▶ AUFGABENBESCHREIBUNG
Wer übersetzte laut dem Textauszug über das Buch Jesus Sirach das Werk ins Griechische, und wann geschah dies?

Danach folgt in Kapitel 50 noch ein Lob auf den Hohepriester Simon II (ca. 220-195 v. Chr.), der ein Zeitgenosse des Weisheitslehrers war. Aber dieses Lob ist deutlich abgesetzt von den biblischen Gestalten, über die er zuvor geschrieben hatte.

Bedenkenswert ist auch, was Jesus, der Sohn Sirachs, über die Schriftgelehrten schreibt:

34b Anders, wer seine Seele hingibt und über das Gesetz des Höchsten nachdenkt: 39,1 Die Weisheit aller Vorfahren erforscht er und mit Prophezeiungen beschäftigt er sich. (Sirach 38,34b-39,1)

Die katholische Jerusalemer Bibel merkt dazu an:

Gesetz, Weisheit, Weissagungen: es handelt sich wahrscheinlich um die drei Teile der Heiligen Schrift.

Falls dem so ist, war die jüdische Heilige Schrift mit ihren drei Teilen, dem Gesetz, den Propheten und den (übrigen) Schriften bereits eine feste Größe, zu der der Sohn Sirachs nichts hinzufügen wollte.

Der Epilog des Buches weist auf die Absicht des Verfassers hin:

27 Bildung des Verstandes und Wissens hat er aufgezeichnet in diesem Buch – Jesus aus Jerusalem, Sohn des Sirach, des Eleasar, der Weisheit aus seinem Herzen hervorströmen ließ. 28 Selig, der bei diesen Dingen verweilt und sich dies zu Herzen nimmt und weise wird. 29 Denn wenn er dies tut, hat er zu allem Kraft, weil das Licht des Herrn seine Fährte ist; er hat den Frommen Weisheit gegeben. Gepriesen ist der Herr in Ewigkeit! Amen, amen! (Sirach 50,27-29)

Es geht um „Bildung des Verstandes und Wissens“. Interessant ist die Formulierung: „der Weisheit aus seinem Herzen hervorströmen ließ“. Obwohl er anschließend auf Gott verweist, ist des die Weisheit seines Herzens. Für einen frommen Juden gab es die Weisheit natürlich nur in Harmonie mit Gott. Deswegen folgt auch der Lobpreis Gottes. Jesus Sirach bzw. der Schreiber des Epilogs sah in den Worten des Buches schon eine Hilfe, das Licht des Herrn zu erkennen. Er hat aber nicht Heilige Schrift geschrieben, sondern das, was er aus der Schrift verstanden hat, in seinem Herzen durchdacht und für seine Leser aufbereitet.

Der Enkelsohn von Jesus Sirach hat nach 132 v. Chr. das Werk seines Großvaters ins Griechische übersetzt und einen Prolog dazu verfasst.

Darin heißt es:

Vieles und Großes ist uns durch das Gesetz und die Propheten und die anderen, die ihnen gefolgt sind, gegeben. Dafür ist Israel wegen der Bildung und Weisheit zu loben. Doch nicht allein die, welche zu lesen verstehen, sollen selber sachkundig werden, sondern die Gelehrten sollen auch den Unkundigen nützlich sein in Wort und Schrift.

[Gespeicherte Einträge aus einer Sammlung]
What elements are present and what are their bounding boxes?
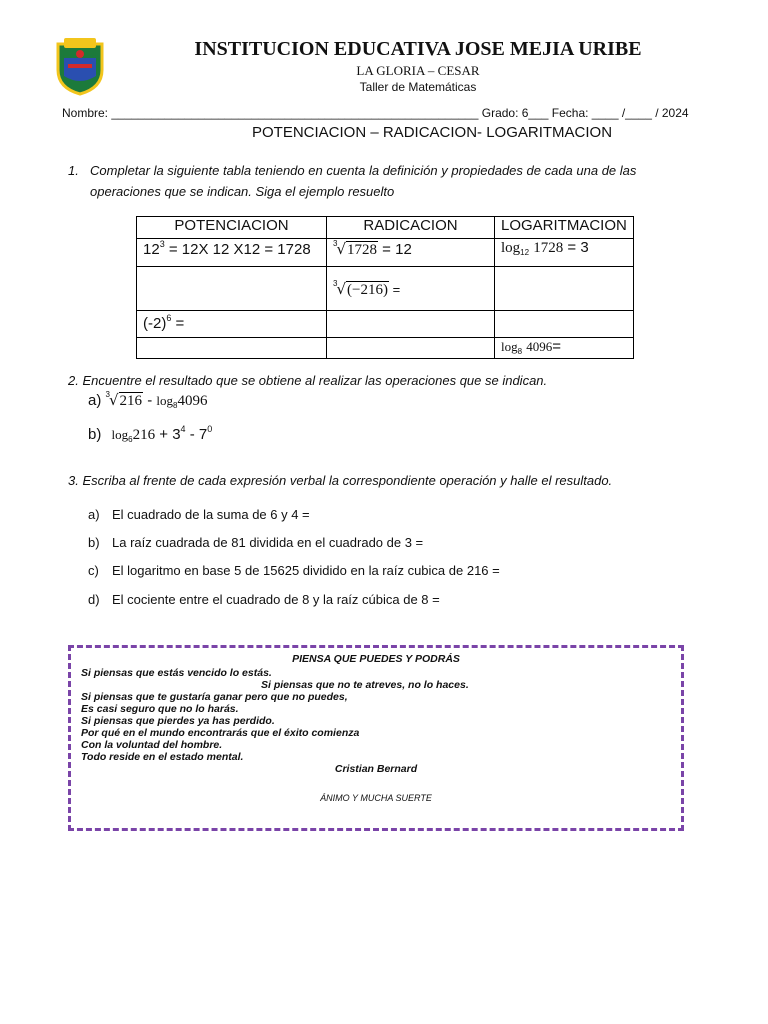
cell-empty bbox=[327, 338, 495, 359]
quote-author: Cristian Bernard bbox=[334, 763, 418, 775]
table-row bbox=[137, 311, 634, 338]
question-2b: b) $\log_6216 + 3^4 - 7^0$ bbox=[88, 424, 213, 444]
cell-rad-example: $^3$√1728 = 12 bbox=[327, 239, 495, 267]
cell-empty bbox=[137, 338, 327, 359]
header-potenciacion: POTENCIACION bbox=[137, 217, 327, 239]
list-item: c) El logaritmo en base 5 de 15625 dividido en la raíz cubica de 216 = bbox=[88, 563, 500, 578]
question-1-text: Completar la siguiente tabla teniendo en cuenta la definición y propiedades de cada una de las operaciones que se indican. Siga el ejemplo resuelto bbox=[90, 163, 637, 199]
motivational-quote-box bbox=[68, 645, 684, 831]
question-1 bbox=[68, 160, 678, 202]
question-2-text: 2. Encuentre el resultado que se obtiene al realizar las operaciones que se indican. bbox=[68, 373, 548, 388]
header-radicacion: RADICACION bbox=[327, 217, 495, 239]
quote-line: Con la voluntad del hombre. bbox=[81, 739, 223, 751]
quote-line: Todo reside en el estado mental. bbox=[81, 751, 244, 763]
list-item: a) El cuadrado de la suma de 6 y 4 = bbox=[88, 507, 310, 522]
quote-title: PIENSA QUE PUEDES Y PODRÁS bbox=[292, 653, 460, 665]
school-city: LA GLORIA – CESAR bbox=[356, 63, 480, 78]
cell-log-example: $\log_{12} 1728 = 3$ bbox=[495, 239, 634, 267]
cell-pot-example: $12^3 = 12X$ 12 X12 = 1728 bbox=[137, 239, 327, 267]
question-1-number: 1. bbox=[68, 163, 79, 178]
list-item: d) El cociente entre el cuadrado de 8 y la raíz cúbica de 8 = bbox=[88, 592, 440, 607]
table-row bbox=[137, 338, 634, 359]
student-info-line: Nombre: _______________________________________________________ Grado: 6___ Fecha: ____ /____ / 2024 bbox=[62, 106, 689, 120]
operations-table bbox=[136, 216, 634, 359]
cell-empty bbox=[137, 267, 327, 311]
cell-rad-exercise: $^3$√(−216) = bbox=[327, 267, 495, 311]
topic-title: POTENCIACION – RADICACION- LOGARITMACION bbox=[252, 124, 613, 141]
farewell-text: ÁNIMO Y MUCHA SUERTE bbox=[320, 793, 432, 803]
cell-empty bbox=[495, 311, 634, 338]
quote-line: Por qué en el mundo encontrarás que el éxito comienza bbox=[81, 727, 360, 739]
question-3-text: 3. Escriba al frente de cada expresión verbal la correspondiente operación y halle el resultado. bbox=[68, 473, 613, 488]
cell-empty bbox=[495, 267, 634, 311]
cell-log-exercise: $\log_8 4096=$ bbox=[495, 338, 634, 359]
quote-line: Si piensas que te gustaría ganar pero que no puedes, bbox=[81, 691, 348, 703]
question-2a: a) $^3√216 - \log_84096$ bbox=[88, 390, 208, 410]
school-name: INSTITUCION EDUCATIVA JOSE MEJIA URIBE bbox=[194, 38, 642, 60]
header-logaritmacion: LOGARITMACION bbox=[495, 217, 634, 239]
list-item: b) La raíz cuadrada de 81 dividida en el cuadrado de 3 = bbox=[88, 535, 424, 550]
subject-title: Taller de Matemáticas bbox=[359, 80, 477, 94]
cell-pot-exercise: $(-2)^6$ = bbox=[137, 311, 327, 338]
table-header-row bbox=[137, 217, 634, 239]
cell-empty bbox=[327, 311, 495, 338]
quote-line: Si piensas que estás vencido lo estás. bbox=[81, 667, 272, 679]
quote-line: Si piensas que pierdes ya has perdido. bbox=[81, 715, 275, 727]
table-row bbox=[137, 267, 634, 311]
quote-line: Es casi seguro que no lo harás. bbox=[81, 703, 239, 715]
table-row bbox=[137, 239, 634, 267]
quote-line: Si piensas que no te atreves, no lo haces. bbox=[261, 679, 469, 691]
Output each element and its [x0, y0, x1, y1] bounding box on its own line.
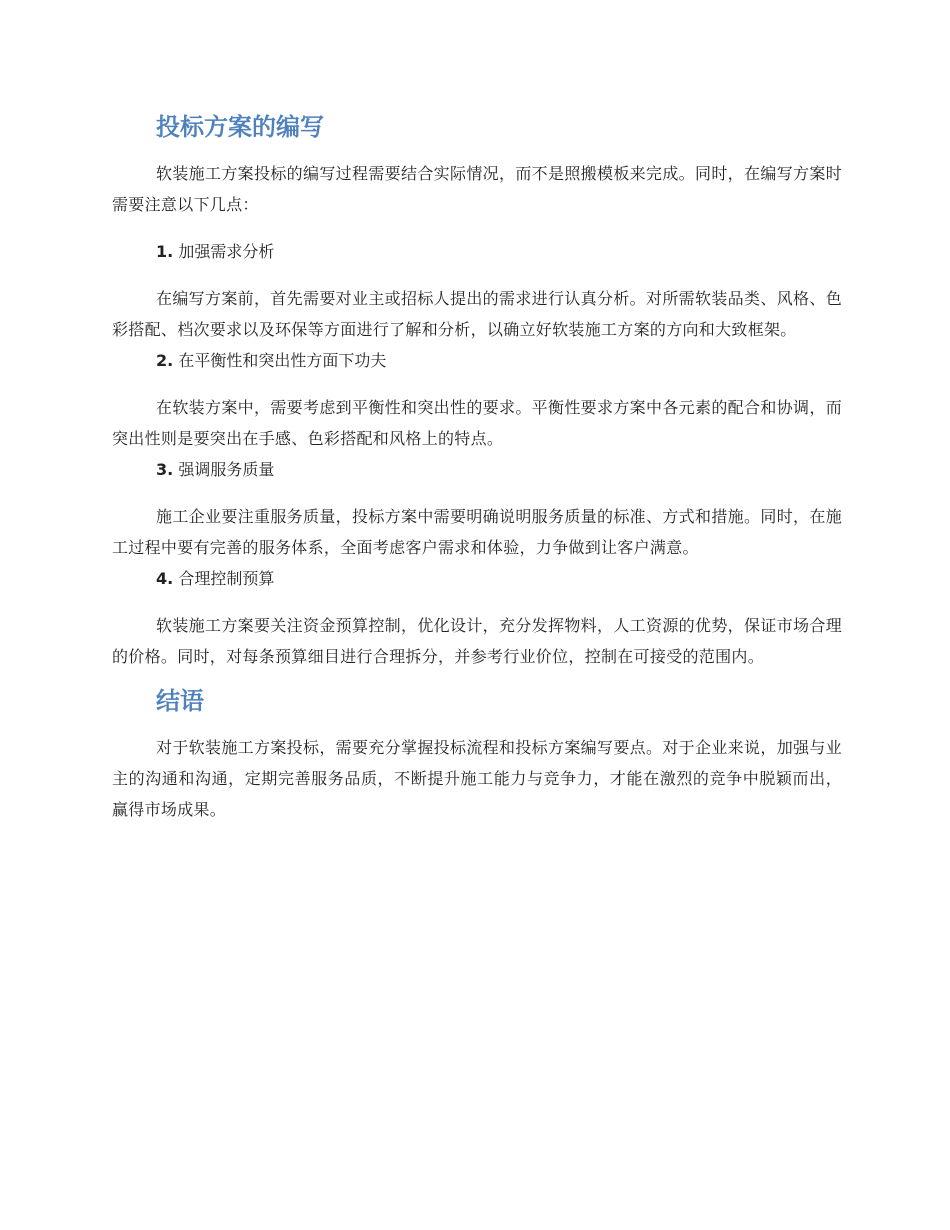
- item-title-text: 在平衡性和突出性方面下功夫: [178, 351, 387, 370]
- item-paragraph-1: 在编写方案前，首先需要对业主或招标人提出的需求进行认真分析。对所需软装品类、风格、色彩搭配、档次要求以及环保等方面进行了解和分析，以确立好软装施工方案的方向和大致框架。: [112, 289, 842, 339]
- conclusion-paragraph: 对于软装施工方案投标，需要充分掌握投标流程和投标方案编写要点。对于企业来说，加强与业主的沟通和沟通，定期完善服务品质，不断提升施工能力与竞争力，才能在激烈的竞争中脱颖而出，赢得市场成果。: [112, 738, 842, 819]
- item-number: 4.: [156, 569, 174, 588]
- item-title-text: 合理控制预算: [178, 569, 275, 588]
- item-paragraph-4: 软装施工方案要关注资金预算控制，优化设计，充分发挥物料，人工资源的优势，保证市场合理的价格。同时，对每条预算细目进行合理拆分，并参考行业价位，控制在可接受的范围内。: [112, 616, 842, 666]
- item-number: 3.: [156, 460, 174, 479]
- item-paragraph-3: 施工企业要注重服务质量，投标方案中需要明确说明服务质量的标准、方式和措施。同时，在施工过程中要有完善的服务体系，全面考虑客户需求和体验，力争做到让客户满意。: [112, 507, 842, 557]
- item-title-4: [112, 563, 842, 594]
- item-title-1: [112, 236, 842, 267]
- document-content: [112, 108, 842, 825]
- section-heading-conclusion: 结语: [156, 687, 204, 715]
- intro-paragraph: 软装施工方案投标的编写过程需要结合实际情况，而不是照搬模板来完成。同时，在编写方案时需要注意以下几点：: [112, 164, 842, 214]
- item-title-3: [112, 454, 842, 485]
- item-title-text: 加强需求分析: [178, 242, 275, 261]
- section-heading-bid-writing: 投标方案的编写: [156, 113, 324, 141]
- item-title-2: [112, 345, 842, 376]
- item-number: 2.: [156, 351, 174, 370]
- item-title-text: 强调服务质量: [178, 460, 275, 479]
- item-paragraph-2: 在软装方案中，需要考虑到平衡性和突出性的要求。平衡性要求方案中各元素的配合和协调，而突出性则是要突出在手感、色彩搭配和风格上的特点。: [112, 398, 842, 448]
- item-number: 1.: [156, 242, 174, 261]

▶ GELÖSTE AUFGABE
Der Enkelsohn von Jesus Sirach übersetzte es nach 132 v. Chr. ins Griechische.